[WHAT THE TASK ASKS]
Output every line of the entries from the line containing "Read all visible content and emit it as JSON." through the last, exactly, with no other content.

[RECORDED INFORMATION]
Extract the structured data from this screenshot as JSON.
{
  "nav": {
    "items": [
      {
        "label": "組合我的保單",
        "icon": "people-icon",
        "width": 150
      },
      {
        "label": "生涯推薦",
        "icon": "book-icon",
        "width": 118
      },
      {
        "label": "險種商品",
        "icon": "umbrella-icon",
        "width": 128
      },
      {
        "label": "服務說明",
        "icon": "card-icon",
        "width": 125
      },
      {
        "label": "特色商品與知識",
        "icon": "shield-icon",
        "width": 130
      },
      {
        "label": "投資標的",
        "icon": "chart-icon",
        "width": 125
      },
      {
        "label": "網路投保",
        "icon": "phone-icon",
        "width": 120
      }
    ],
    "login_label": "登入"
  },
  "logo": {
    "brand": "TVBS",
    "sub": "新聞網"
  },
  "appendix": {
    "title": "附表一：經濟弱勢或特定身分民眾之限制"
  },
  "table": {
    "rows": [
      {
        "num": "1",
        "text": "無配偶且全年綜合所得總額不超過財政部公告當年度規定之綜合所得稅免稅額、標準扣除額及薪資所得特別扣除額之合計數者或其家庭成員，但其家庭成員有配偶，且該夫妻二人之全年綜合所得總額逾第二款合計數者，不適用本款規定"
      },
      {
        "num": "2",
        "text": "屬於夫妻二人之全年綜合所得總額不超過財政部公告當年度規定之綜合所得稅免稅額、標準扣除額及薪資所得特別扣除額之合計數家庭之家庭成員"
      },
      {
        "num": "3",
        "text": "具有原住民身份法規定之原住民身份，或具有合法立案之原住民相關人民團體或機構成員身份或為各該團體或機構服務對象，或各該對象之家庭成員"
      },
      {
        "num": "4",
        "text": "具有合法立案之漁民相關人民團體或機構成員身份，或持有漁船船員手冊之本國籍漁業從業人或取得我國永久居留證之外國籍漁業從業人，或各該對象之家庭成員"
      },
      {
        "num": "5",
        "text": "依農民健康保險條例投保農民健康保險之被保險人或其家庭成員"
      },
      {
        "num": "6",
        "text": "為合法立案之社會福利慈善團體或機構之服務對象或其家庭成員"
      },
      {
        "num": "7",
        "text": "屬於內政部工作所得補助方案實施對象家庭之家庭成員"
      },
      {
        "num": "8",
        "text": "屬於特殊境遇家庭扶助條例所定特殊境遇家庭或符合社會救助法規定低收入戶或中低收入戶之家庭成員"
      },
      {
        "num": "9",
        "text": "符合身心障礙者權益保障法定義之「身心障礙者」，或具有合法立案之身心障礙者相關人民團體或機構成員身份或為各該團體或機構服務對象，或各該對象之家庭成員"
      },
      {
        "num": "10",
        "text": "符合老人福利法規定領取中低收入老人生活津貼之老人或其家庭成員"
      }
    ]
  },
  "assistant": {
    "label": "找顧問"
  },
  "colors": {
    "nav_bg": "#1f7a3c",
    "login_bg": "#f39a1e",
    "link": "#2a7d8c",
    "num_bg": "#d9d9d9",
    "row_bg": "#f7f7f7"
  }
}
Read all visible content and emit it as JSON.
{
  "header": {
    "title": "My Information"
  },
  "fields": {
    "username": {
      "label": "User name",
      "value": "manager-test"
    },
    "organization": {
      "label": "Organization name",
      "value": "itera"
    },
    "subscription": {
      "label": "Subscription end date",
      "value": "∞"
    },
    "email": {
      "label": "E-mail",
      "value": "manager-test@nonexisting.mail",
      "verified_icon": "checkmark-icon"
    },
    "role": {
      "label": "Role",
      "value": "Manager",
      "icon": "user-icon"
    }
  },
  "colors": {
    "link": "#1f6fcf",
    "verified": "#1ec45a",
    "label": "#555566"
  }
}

[CORRECT RESPONSE]
Read all visible content and emit it as JSON.
{
  "header": {
    "title": "My Information"
  },
  "fields": {
    "username": {
      "label": "User name",
      "value": "manager-test"
    },
    "organization": {
      "label": "Organization name",
      "value": "itera"
    },
    "subscription": {
      "label": "Subscription end date",
      "value": "∞"
    },
    "email": {
      "label": "E-mail",
      "value": "manager-test@nonexisting.mail",
      "verified_icon": "checkmark-icon"
    },
    "role": {
      "label": "Role",
      "value": "Manager",
      "icon": "user-icon"
    }
  },
  "colors": {
    "link": "#1f6fcf",
    "verified": "#1ec45a",
    "label": "#555566"
  }
}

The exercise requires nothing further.